-- START Records for this exercise --

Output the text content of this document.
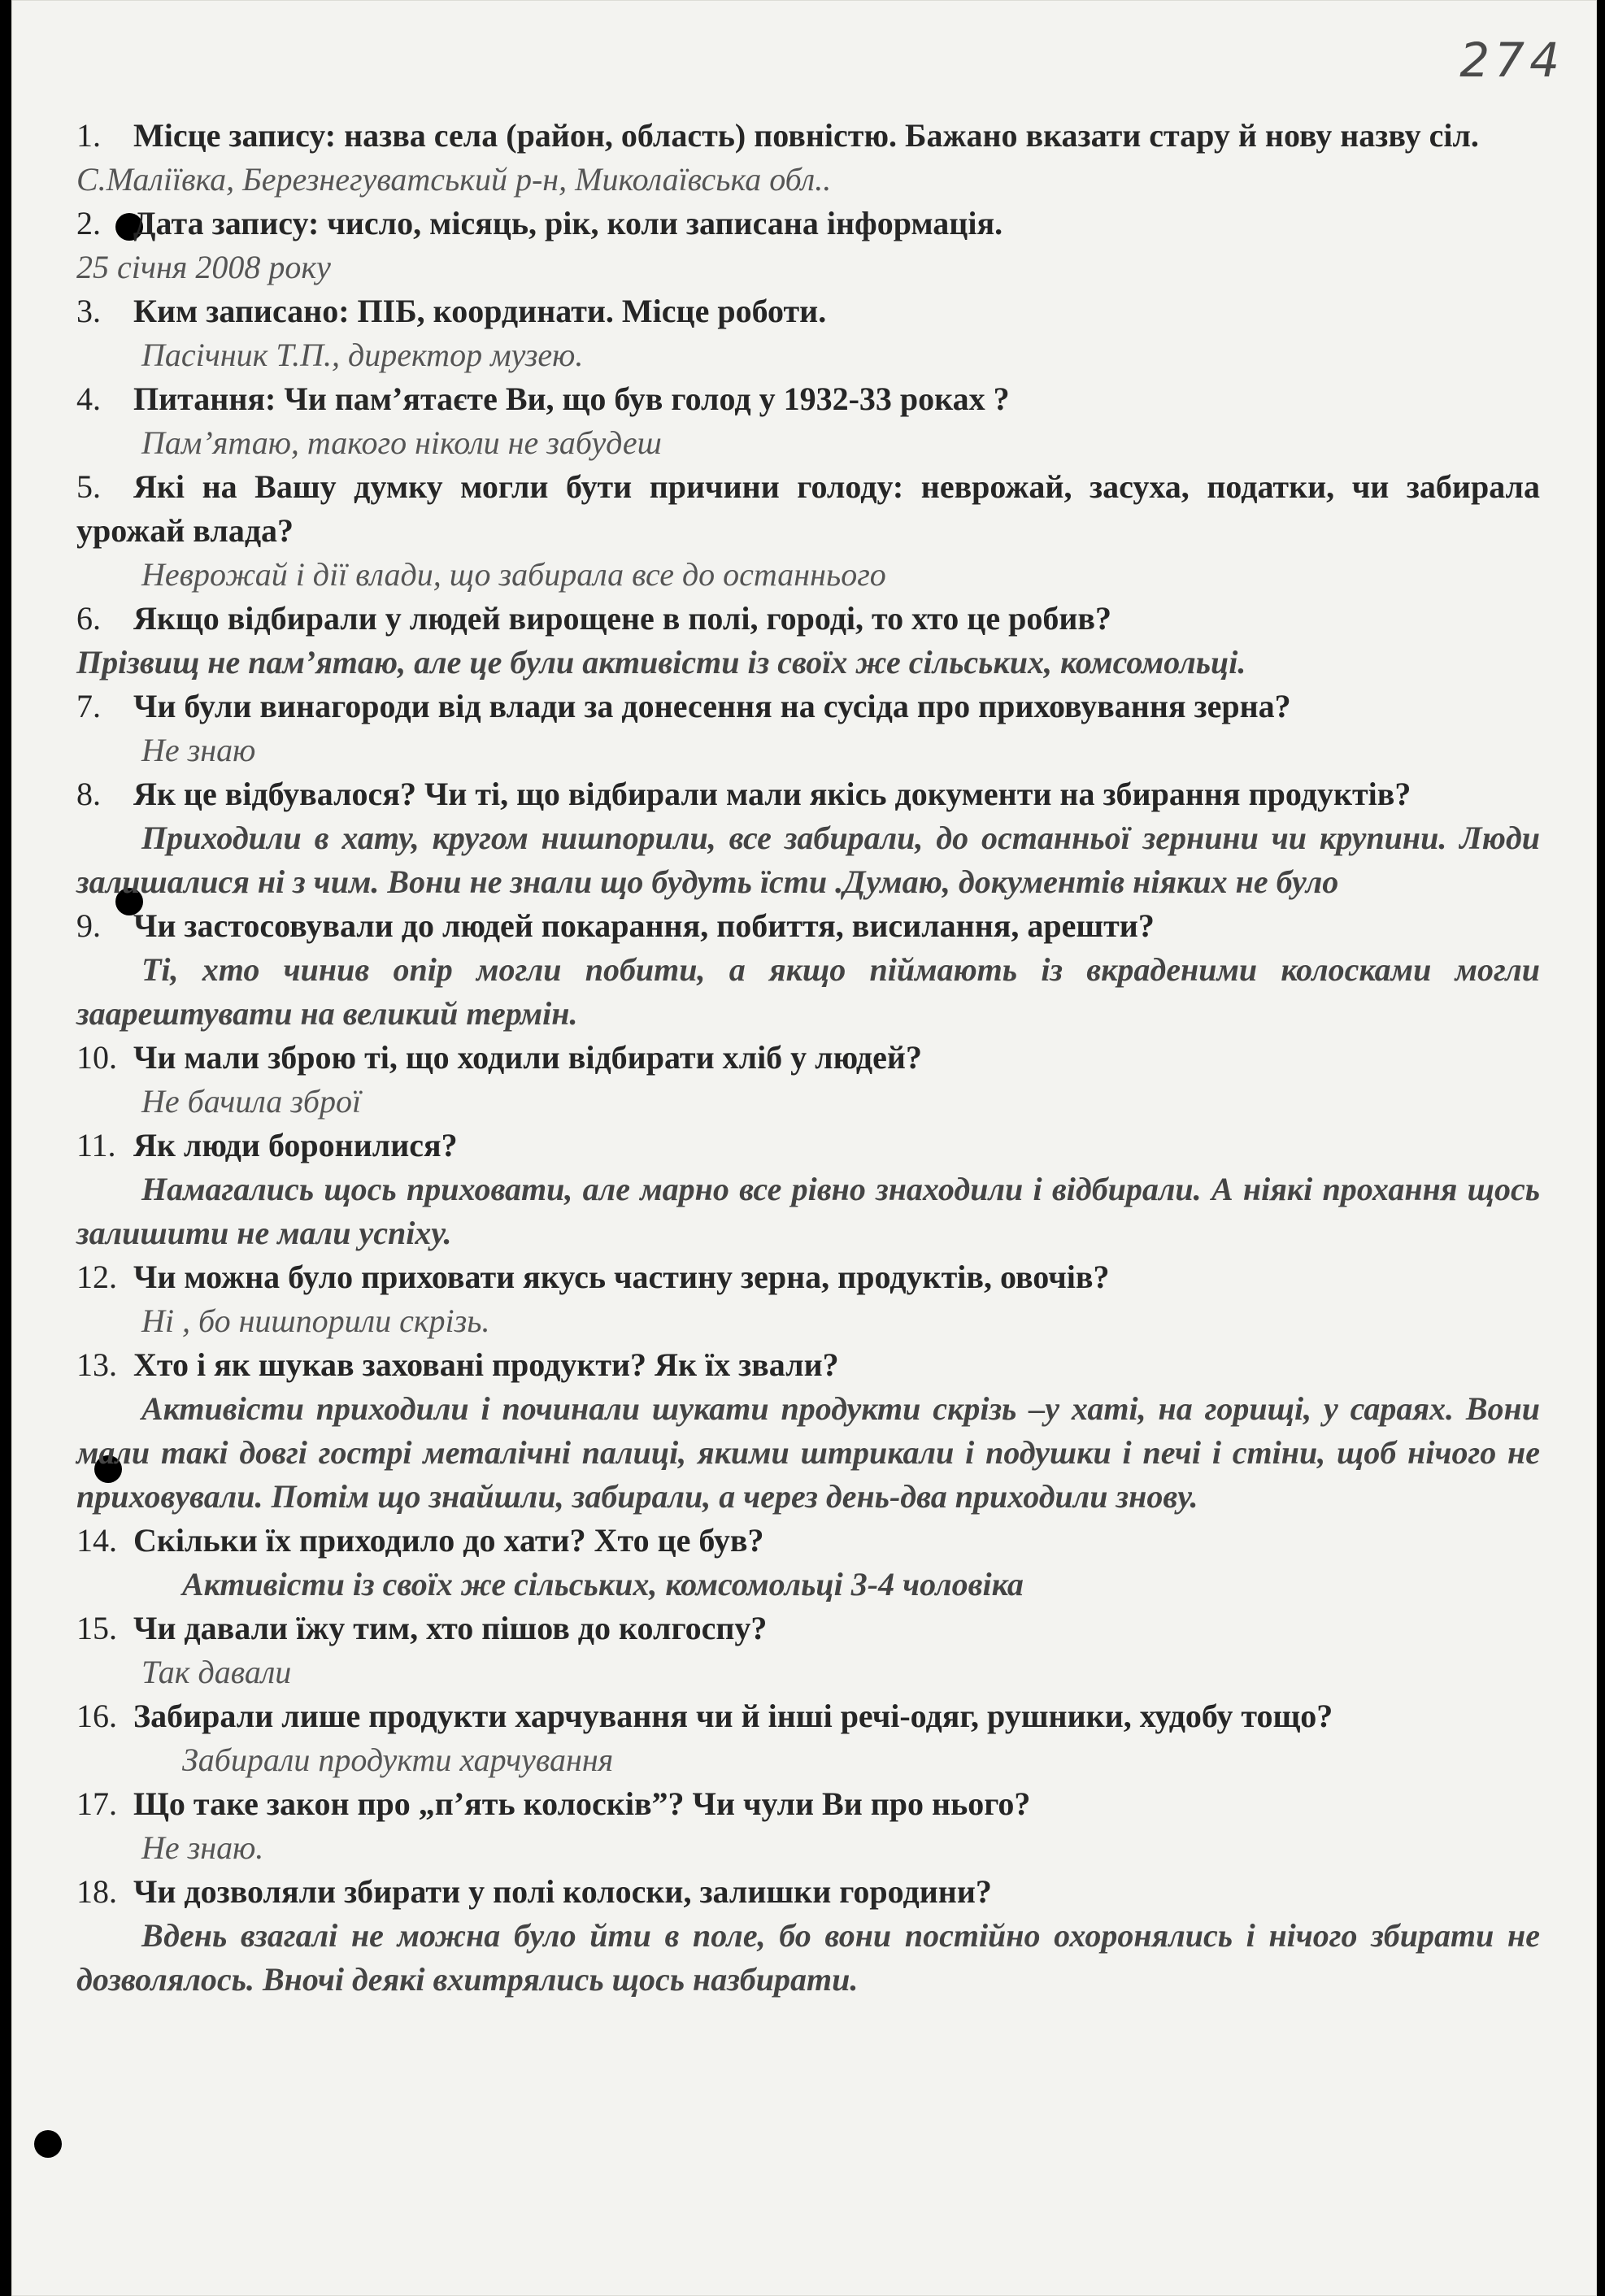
274

1. Місце запису: назва села (район, область) повністю. Бажано вказати стару й нову назву сіл.

С.Маліївка, Березнегуватський р-н, Миколаївська обл..

2. Дата запису: число, місяць, рік, коли записана інформація.

25 січня 2008 року

3. Ким записано: ПІБ, координати. Місце роботи.

Пасічник Т.П., директор музею.

4. Питання: Чи пам’ятаєте Ви, що був голод у 1932-33 роках ?

Пам’ятаю, такого ніколи не забудеш

5. Які на Вашу думку могли бути причини голоду: неврожай, засуха, податки, чи забирала урожай влада?

Неврожай і дії влади, що забирала все до останнього

6. Якщо відбирали у людей вирощене в полі, городі, то хто це робив?

Прізвищ не пам’ятаю, але це були активісти із своїх же сільських, комсомольці.

7. Чи були винагороди від влади за донесення на сусіда про приховування зерна?

Не знаю

8. Як це відбувалося? Чи ті, що відбирали мали якісь документи на збирання продуктів?

Приходили в хату, кругом нишпорили, все забирали, до останньої зернини чи крупини. Люди залишалися ні з чим. Вони не знали що будуть їсти .Думаю, документів ніяких не було

9. Чи застосовували до людей покарання, побиття, висилання, арешти?

Ті, хто чинив опір могли побити, а якщо піймають із вкраденими колосками могли заарештувати на великий термін.

10. Чи мали зброю ті, що ходили відбирати хліб у людей?

Не бачила зброї

11. Як люди боронилися?

Намагались щось приховати, але марно все рівно знаходили і відбирали. А ніякі прохання щось залишити не мали успіху.

12. Чи можна було приховати якусь частину зерна, продуктів, овочів?

Ні , бо нишпорили скрізь.

13. Хто і як шукав заховані продукти? Як їх звали?

Активісти приходили і починали шукати продукти скрізь –у хаті, на горищі, у сараях. Вони мали такі довгі гострі металічні палиці, якими штрикали і подушки і печі і стіни, щоб нічого не приховували. Потім що знайшли, забирали, а через день-два приходили знову.

14. Скільки їх приходило до хати? Хто це був?

Активісти із своїх же сільських, комсомольці 3-4 чоловіка

15. Чи давали їжу тим, хто пішов до колгоспу?

Так давали

16. Забирали лише продукти харчування чи й інші речі-одяг, рушники, худобу тощо?

Забирали продукти харчування

17. Що таке закон про „п’ять колосків”? Чи чули Ви про нього?

Не знаю.

18. Чи дозволяли збирати у полі колоски, залишки городини?

Вдень взагалі не можна було йти в поле, бо вони постійно охоронялись і нічого збирати не дозволялось. Вночі деякі вхитрялись щось назбирати.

-- END Records for this exercise --

Your task is to repeat the data above exactly while excluding the pictures.

§ **Solution to this problem**
Output the text content of this document.
274

1. Місце запису: назва села (район, область) повністю. Бажано вказати стару й нову назву сіл.

С.Маліївка, Березнегуватський р-н, Миколаївська обл..

2. Дата запису: число, місяць, рік, коли записана інформація.

25 січня 2008 року

3. Ким записано: ПІБ, координати. Місце роботи.

Пасічник Т.П., директор музею.

4. Питання: Чи пам’ятаєте Ви, що був голод у 1932-33 роках ?

Пам’ятаю, такого ніколи не забудеш

5. Які на Вашу думку могли бути причини голоду: неврожай, засуха, податки, чи забирала урожай влада?

Неврожай і дії влади, що забирала все до останнього

6. Якщо відбирали у людей вирощене в полі, городі, то хто це робив?

Прізвищ не пам’ятаю, але це були активісти із своїх же сільських, комсомольці.

7. Чи були винагороди від влади за донесення на сусіда про приховування зерна?

Не знаю

8. Як це відбувалося? Чи ті, що відбирали мали якісь документи на збирання продуктів?

Приходили в хату, кругом нишпорили, все забирали, до останньої зернини чи крупини. Люди залишалися ні з чим. Вони не знали що будуть їсти .Думаю, документів ніяких не було

9. Чи застосовували до людей покарання, побиття, висилання, арешти?

Ті, хто чинив опір могли побити, а якщо піймають із вкраденими колосками могли заарештувати на великий термін.

10. Чи мали зброю ті, що ходили відбирати хліб у людей?

Не бачила зброї

11. Як люди боронилися?

Намагались щось приховати, але марно все рівно знаходили і відбирали. А ніякі прохання щось залишити не мали успіху.

12. Чи можна було приховати якусь частину зерна, продуктів, овочів?

Ні , бо нишпорили скрізь.

13. Хто і як шукав заховані продукти? Як їх звали?

Активісти приходили і починали шукати продукти скрізь –у хаті, на горищі, у сараях. Вони мали такі довгі гострі металічні палиці, якими штрикали і подушки і печі і стіни, щоб нічого не приховували. Потім що знайшли, забирали, а через день-два приходили знову.

14. Скільки їх приходило до хати? Хто це був?

Активісти із своїх же сільських, комсомольці 3-4 чоловіка

15. Чи давали їжу тим, хто пішов до колгоспу?

Так давали

16. Забирали лише продукти харчування чи й інші речі-одяг, рушники, худобу тощо?

Забирали продукти харчування

17. Що таке закон про „п’ять колосків”? Чи чули Ви про нього?

Не знаю.

18. Чи дозволяли збирати у полі колоски, залишки городини?

Вдень взагалі не можна було йти в поле, бо вони постійно охоронялись і нічого збирати не дозволялось. Вночі деякі вхитрялись щось назбирати.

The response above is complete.